+++ Document segment

The chain reported by lockdep is not exactly the same every time,
but similar.

Once again, I'll recheck. but the patch below still looks correct
to me, and I think that it is actually a fix.

Before this patch freeze_super() calls sync_filesystem() and
s_op->freeze_fs(sb) without ->s_writers locks (as it seen by
lockdep) and this is wrong.

After this patch lockdep knows about ->s_writers locks held and this
is what we want, but apparently this way lockdep can notice the new
dependencies.

Oleg.

------------------------------------------------------------------------------
Subject: [PATCH 3/4] move rwsem_release() from sb_wait_write() to freeze_super()

Move the "fool the lockdep" code from sb_wait_write() into the new
simple helper, sb_lockdep_release(), called once before return from
freeze_super().

++++++
+++ Entries shown

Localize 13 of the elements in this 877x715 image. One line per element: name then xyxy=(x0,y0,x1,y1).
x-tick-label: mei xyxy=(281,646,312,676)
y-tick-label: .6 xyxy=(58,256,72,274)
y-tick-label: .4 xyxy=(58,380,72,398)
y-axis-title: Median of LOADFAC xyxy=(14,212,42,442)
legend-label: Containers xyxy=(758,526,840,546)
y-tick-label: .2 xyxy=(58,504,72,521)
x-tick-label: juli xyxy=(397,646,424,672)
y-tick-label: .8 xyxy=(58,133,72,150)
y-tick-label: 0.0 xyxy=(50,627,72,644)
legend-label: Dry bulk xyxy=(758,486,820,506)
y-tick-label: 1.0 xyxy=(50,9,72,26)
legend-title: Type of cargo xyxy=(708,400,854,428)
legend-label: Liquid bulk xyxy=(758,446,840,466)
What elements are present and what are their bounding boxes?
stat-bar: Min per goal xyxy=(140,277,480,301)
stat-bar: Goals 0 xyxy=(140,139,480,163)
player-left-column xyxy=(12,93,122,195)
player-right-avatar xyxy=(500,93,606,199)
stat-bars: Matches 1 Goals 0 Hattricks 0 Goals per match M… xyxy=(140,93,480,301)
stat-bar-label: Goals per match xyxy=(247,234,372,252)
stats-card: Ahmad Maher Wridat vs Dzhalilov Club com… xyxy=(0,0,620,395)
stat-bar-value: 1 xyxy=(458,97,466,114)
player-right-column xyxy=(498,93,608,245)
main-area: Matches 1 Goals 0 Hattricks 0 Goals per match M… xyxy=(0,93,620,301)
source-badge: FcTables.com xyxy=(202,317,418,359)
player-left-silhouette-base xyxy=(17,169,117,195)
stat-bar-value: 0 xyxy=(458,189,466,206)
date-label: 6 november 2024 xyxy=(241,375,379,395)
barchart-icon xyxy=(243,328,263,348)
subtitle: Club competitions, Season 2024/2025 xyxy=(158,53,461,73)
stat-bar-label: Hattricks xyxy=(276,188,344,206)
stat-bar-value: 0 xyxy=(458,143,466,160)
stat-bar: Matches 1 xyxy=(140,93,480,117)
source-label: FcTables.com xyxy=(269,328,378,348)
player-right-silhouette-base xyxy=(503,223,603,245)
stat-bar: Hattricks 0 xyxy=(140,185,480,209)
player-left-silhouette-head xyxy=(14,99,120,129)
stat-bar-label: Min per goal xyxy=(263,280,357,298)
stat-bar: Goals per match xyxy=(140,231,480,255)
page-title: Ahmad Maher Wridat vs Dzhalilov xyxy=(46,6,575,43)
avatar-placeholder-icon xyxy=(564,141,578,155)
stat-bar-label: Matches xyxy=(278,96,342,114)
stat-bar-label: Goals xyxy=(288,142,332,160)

++++++

◆ Challenges
A - Which function names in the lockdep patch message appear followed by empty parentheses, in the form name()? List each one once.
B - Can you resume the lockdep patch message after its last sentence?

◆ Task answers
A -
freeze_super()
sync_filesystem()
rwsem_release()
sb_wait_write()
sb_lockdep_release()

B -
This is preparation, but imo this makes sense in any case. This way
we do not hide from lockdep the "write" locks we hold when we call
s_op->freeze_fs(sb).

Signed-off-by: Oleg Nesterov <oleg@redhat.com>
---
 fs/super.c |   16 ++++++++++------
 1 files changed, 10 insertions(+), 6 deletions(-)

Comments

Jan Kara Aug. 10, 2015, 2:59 p.m. UTC | #1
Hello,

On Fri 07-08-15 21:55:52, Oleg Nesterov wrote:
> I'll try to re-check/re-test, but so far I think that this and the
> previous series are correct. However 3/4 from the previous series
> (attached at the end just in case) uncovers (I think) some problems
> in xfs locking.
> 
> What should I do now?
> 
> On 07/22, Oleg Nesterov wrote:
> >
> > Testing. Well, so far I only verified that ioctl(FIFREEZE) +
> > ioctl(FITHAW) seems to wors "as expected" on my testing machine
> > with ext3. So probably this needs more testing.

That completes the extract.